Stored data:
>> START

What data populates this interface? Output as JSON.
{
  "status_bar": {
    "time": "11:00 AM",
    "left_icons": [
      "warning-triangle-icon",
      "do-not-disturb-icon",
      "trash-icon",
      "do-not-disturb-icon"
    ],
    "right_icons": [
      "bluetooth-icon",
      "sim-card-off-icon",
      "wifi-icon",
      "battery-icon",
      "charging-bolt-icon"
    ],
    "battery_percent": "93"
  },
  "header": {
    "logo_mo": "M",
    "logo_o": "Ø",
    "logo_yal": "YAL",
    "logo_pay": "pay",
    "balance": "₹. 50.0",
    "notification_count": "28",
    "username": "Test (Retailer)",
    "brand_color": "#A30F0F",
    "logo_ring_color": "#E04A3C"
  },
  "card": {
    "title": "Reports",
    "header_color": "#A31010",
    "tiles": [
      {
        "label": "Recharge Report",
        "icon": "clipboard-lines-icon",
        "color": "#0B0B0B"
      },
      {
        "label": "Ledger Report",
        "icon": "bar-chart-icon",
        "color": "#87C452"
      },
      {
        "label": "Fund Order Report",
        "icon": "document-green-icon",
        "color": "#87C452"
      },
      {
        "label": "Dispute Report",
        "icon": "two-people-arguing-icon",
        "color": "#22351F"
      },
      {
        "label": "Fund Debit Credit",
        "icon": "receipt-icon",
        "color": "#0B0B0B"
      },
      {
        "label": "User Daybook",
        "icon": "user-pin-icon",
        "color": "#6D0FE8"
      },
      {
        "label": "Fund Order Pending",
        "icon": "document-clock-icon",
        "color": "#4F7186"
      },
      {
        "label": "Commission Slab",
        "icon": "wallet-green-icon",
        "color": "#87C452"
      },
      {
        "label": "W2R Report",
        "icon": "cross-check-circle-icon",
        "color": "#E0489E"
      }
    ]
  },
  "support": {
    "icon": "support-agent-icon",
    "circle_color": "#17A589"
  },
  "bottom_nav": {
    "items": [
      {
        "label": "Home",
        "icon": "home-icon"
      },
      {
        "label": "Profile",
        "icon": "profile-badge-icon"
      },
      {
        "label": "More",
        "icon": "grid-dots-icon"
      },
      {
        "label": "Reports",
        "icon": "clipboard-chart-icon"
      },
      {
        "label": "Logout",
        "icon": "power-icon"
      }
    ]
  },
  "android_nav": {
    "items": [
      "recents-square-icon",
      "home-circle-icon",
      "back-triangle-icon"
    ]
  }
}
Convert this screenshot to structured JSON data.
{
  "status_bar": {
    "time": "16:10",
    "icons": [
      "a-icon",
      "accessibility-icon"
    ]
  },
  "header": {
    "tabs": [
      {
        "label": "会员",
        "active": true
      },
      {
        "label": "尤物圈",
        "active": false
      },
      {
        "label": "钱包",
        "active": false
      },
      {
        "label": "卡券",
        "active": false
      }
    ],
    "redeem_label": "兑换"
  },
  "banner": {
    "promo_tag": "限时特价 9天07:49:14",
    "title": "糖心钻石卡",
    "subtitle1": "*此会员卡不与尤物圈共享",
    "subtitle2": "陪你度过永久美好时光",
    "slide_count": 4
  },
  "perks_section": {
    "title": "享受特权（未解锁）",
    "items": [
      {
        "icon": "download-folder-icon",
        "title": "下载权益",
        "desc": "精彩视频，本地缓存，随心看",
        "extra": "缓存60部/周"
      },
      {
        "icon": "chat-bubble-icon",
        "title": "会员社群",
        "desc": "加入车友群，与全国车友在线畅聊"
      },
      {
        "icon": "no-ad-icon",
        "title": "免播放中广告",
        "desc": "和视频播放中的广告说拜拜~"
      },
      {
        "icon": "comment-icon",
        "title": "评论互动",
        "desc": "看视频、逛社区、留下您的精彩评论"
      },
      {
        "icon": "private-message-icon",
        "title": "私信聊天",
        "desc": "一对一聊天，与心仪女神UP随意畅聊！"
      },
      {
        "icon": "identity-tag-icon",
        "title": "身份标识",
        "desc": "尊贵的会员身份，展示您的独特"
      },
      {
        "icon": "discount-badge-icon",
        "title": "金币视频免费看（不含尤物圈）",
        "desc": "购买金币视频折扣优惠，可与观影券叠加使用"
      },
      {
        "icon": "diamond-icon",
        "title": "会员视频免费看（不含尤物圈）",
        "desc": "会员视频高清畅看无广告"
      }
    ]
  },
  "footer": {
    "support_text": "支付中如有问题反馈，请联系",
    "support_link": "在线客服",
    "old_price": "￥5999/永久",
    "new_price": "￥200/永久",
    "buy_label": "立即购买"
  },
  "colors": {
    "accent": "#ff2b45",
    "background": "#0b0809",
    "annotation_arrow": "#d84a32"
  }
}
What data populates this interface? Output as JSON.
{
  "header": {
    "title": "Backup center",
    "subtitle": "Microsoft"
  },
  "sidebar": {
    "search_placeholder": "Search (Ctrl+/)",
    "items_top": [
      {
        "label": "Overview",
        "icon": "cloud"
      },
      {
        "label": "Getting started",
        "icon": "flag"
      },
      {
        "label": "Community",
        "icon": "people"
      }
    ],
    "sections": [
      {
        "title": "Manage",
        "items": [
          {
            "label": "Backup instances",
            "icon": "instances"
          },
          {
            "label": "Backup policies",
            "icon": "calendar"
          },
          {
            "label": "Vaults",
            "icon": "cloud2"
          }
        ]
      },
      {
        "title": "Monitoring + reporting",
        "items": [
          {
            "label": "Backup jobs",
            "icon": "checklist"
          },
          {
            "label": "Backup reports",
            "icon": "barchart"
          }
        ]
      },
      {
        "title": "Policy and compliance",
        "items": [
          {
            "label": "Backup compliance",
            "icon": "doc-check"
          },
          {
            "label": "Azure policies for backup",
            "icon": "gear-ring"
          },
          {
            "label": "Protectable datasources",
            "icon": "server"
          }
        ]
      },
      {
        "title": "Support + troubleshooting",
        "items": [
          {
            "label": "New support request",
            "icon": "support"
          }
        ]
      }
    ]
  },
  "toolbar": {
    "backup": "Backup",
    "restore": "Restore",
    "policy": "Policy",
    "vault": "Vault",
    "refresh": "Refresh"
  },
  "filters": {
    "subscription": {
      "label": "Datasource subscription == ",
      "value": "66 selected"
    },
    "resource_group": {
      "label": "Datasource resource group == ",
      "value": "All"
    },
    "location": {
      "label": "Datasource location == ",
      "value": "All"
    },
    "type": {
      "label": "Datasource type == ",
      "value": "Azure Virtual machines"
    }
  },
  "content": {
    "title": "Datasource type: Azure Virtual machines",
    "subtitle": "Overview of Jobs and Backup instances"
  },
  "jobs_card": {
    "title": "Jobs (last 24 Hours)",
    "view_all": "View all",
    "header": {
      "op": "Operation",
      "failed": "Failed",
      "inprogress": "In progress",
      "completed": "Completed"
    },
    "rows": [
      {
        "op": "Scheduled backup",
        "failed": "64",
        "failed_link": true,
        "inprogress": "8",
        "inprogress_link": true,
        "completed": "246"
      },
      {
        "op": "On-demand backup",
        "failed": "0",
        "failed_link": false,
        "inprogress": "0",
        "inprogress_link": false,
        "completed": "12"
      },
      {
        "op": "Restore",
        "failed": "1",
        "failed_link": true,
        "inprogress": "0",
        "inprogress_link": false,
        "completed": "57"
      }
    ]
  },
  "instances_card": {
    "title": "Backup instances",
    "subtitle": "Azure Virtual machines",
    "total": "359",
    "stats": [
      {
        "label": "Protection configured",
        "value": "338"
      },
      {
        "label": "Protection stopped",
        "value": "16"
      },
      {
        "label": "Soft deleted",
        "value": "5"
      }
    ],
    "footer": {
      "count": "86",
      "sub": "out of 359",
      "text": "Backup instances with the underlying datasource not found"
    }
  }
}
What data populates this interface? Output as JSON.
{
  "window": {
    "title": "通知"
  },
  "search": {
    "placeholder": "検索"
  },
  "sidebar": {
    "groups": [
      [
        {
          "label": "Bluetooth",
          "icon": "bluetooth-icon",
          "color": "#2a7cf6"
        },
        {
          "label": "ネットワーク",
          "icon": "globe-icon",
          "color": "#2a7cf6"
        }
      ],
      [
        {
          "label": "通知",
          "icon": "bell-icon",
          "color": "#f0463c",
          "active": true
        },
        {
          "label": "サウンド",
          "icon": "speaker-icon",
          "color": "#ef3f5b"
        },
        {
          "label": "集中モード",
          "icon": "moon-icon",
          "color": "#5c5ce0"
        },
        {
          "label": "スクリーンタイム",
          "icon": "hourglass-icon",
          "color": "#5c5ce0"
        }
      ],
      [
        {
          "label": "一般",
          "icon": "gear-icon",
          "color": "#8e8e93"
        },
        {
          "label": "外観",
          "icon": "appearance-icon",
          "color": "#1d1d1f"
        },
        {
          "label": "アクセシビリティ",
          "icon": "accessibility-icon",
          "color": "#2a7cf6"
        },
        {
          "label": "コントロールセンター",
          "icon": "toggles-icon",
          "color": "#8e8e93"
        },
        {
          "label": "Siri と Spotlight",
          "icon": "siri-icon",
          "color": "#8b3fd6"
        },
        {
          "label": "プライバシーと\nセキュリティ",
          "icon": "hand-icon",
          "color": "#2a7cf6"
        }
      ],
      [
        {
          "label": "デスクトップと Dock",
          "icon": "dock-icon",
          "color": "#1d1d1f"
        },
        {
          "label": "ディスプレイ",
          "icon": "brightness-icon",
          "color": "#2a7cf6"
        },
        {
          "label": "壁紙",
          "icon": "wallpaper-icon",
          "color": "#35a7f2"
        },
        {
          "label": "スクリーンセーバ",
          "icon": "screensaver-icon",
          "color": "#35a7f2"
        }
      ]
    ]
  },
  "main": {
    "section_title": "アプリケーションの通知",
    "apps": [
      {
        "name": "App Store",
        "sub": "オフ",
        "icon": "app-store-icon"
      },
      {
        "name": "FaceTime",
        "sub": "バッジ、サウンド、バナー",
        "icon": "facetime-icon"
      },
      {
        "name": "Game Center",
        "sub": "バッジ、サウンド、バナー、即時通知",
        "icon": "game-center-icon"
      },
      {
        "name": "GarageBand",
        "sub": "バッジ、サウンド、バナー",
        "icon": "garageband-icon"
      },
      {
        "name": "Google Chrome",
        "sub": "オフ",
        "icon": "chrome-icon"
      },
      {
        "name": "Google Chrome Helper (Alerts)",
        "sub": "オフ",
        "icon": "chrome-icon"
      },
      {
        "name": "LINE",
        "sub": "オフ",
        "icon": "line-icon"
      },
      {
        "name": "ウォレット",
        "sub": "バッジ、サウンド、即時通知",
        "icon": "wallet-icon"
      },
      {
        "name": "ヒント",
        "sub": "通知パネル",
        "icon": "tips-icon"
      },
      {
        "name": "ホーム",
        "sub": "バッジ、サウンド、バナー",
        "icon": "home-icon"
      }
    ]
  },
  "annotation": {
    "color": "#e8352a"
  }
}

>> END

Given instruction:
Pull out and copy each line containing the string "badge".

Solution to this task:
        "icon": "profile-badge-icon"
        "icon": "discount-badge-icon",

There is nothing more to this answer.